> _DATA EXCERPTS_:

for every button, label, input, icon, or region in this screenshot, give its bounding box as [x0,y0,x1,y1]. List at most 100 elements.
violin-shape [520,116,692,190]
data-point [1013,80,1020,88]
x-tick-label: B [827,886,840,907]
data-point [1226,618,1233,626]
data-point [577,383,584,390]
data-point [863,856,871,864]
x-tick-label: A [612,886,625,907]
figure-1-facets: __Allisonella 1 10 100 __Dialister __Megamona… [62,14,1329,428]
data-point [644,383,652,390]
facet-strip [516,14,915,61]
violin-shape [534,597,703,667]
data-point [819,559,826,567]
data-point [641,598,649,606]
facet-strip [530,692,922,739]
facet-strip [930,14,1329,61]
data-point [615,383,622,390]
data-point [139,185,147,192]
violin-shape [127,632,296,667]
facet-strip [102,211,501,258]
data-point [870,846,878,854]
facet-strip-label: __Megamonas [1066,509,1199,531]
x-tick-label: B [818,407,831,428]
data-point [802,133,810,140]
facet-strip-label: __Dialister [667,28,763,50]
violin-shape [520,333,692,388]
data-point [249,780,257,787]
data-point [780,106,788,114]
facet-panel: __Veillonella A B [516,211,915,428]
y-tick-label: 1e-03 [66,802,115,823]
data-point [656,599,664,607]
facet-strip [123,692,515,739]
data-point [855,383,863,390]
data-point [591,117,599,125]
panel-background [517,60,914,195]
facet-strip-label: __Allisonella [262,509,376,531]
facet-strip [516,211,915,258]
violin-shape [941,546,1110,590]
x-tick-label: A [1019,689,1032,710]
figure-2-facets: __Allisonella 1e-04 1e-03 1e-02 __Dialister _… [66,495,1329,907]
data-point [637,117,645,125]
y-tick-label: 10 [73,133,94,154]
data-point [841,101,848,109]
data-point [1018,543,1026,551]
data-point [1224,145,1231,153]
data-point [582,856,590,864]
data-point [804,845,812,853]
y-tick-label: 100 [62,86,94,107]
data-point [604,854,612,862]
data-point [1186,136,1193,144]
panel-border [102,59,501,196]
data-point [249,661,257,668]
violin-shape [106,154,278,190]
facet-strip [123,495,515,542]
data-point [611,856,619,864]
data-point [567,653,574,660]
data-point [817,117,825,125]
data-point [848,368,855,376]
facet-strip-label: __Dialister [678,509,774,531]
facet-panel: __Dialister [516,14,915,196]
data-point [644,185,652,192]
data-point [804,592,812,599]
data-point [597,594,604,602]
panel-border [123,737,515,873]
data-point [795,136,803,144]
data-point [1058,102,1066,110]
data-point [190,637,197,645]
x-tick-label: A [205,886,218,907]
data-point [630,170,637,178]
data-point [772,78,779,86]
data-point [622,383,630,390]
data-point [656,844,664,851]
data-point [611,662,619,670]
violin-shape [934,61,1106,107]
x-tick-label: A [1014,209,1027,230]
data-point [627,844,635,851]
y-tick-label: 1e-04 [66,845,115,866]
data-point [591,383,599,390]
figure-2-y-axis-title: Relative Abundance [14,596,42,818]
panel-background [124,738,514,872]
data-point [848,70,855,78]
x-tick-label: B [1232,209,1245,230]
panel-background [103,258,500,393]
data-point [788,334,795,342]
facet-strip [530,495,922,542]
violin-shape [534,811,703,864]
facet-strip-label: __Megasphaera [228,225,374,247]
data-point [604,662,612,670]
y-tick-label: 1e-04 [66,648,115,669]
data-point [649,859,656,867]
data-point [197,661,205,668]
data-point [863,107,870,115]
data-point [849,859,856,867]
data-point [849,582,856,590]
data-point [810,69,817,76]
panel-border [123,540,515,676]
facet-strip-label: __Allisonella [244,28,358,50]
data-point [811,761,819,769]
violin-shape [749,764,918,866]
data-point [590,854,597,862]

> _EXERCISE DETAILS_:
Please copy every entry above line for line, with no changes.

> _SOLVED PROBLEM_:
for every button, label, input, icon, or region in this screenshot, give its bounding box as [x0,y0,x1,y1]. List at most 100 elements.
violin-shape [520,116,692,190]
data-point [1013,80,1020,88]
x-tick-label: B [827,886,840,907]
data-point [1226,618,1233,626]
data-point [577,383,584,390]
data-point [863,856,871,864]
x-tick-label: A [612,886,625,907]
figure-1-facets: __Allisonella 1 10 100 __Dialister __Megamona… [62,14,1329,428]
data-point [644,383,652,390]
facet-strip [516,14,915,61]
violin-shape [534,597,703,667]
data-point [819,559,826,567]
data-point [641,598,649,606]
facet-strip [530,692,922,739]
facet-strip [930,14,1329,61]
data-point [615,383,622,390]
data-point [139,185,147,192]
violin-shape [127,632,296,667]
facet-strip [102,211,501,258]
data-point [870,846,878,854]
facet-strip-label: __Megamonas [1066,509,1199,531]
x-tick-label: B [818,407,831,428]
data-point [802,133,810,140]
facet-strip-label: __Dialister [667,28,763,50]
violin-shape [520,333,692,388]
data-point [249,780,257,787]
data-point [780,106,788,114]
facet-panel: __Veillonella A B [516,211,915,428]
y-tick-label: 1e-03 [66,802,115,823]
data-point [656,599,664,607]
facet-strip [123,692,515,739]
data-point [855,383,863,390]
data-point [591,117,599,125]
panel-background [517,60,914,195]
facet-strip-label: __Allisonella [262,509,376,531]
facet-strip [516,211,915,258]
violin-shape [941,546,1110,590]
x-tick-label: A [1019,689,1032,710]
figure-2-facets: __Allisonella 1e-04 1e-03 1e-02 __Dialister _… [66,495,1329,907]
data-point [637,117,645,125]
y-tick-label: 10 [73,133,94,154]
data-point [841,101,848,109]
data-point [1018,543,1026,551]
data-point [1224,145,1231,153]
data-point [582,856,590,864]
data-point [804,845,812,853]
y-tick-label: 100 [62,86,94,107]
data-point [604,854,612,862]
data-point [1186,136,1193,144]
panel-border [102,59,501,196]
data-point [249,661,257,668]
violin-shape [106,154,278,190]
facet-strip [123,495,515,542]
data-point [611,856,619,864]
data-point [567,653,574,660]
data-point [817,117,825,125]
data-point [848,368,855,376]
facet-strip-label: __Dialister [678,509,774,531]
facet-panel: __Dialister [516,14,915,196]
data-point [644,185,652,192]
data-point [804,592,812,599]
data-point [597,594,604,602]
panel-border [123,737,515,873]
data-point [795,136,803,144]
data-point [1058,102,1066,110]
data-point [190,637,197,645]
x-tick-label: A [205,886,218,907]
data-point [630,170,637,178]
data-point [772,78,779,86]
data-point [622,383,630,390]
data-point [656,844,664,851]
data-point [611,662,619,670]
violin-shape [934,61,1106,107]
x-tick-label: A [1014,209,1027,230]
data-point [627,844,635,851]
y-tick-label: 1e-04 [66,845,115,866]
data-point [591,383,599,390]
figure-2-y-axis-title: Relative Abundance [14,596,42,818]
panel-background [124,738,514,872]
data-point [848,70,855,78]
x-tick-label: B [1232,209,1245,230]
panel-background [103,258,500,393]
data-point [788,334,795,342]
facet-strip [530,495,922,542]
violin-shape [534,811,703,864]
facet-strip-label: __Megasphaera [228,225,374,247]
data-point [604,662,612,670]
y-tick-label: 1e-04 [66,648,115,669]
data-point [649,859,656,867]
data-point [197,661,205,668]
data-point [863,107,870,115]
data-point [849,859,856,867]
data-point [849,582,856,590]
data-point [810,69,817,76]
panel-border [123,540,515,676]
facet-strip-label: __Allisonella [244,28,358,50]
data-point [811,761,819,769]
violin-shape [749,764,918,866]
data-point [590,854,597,862]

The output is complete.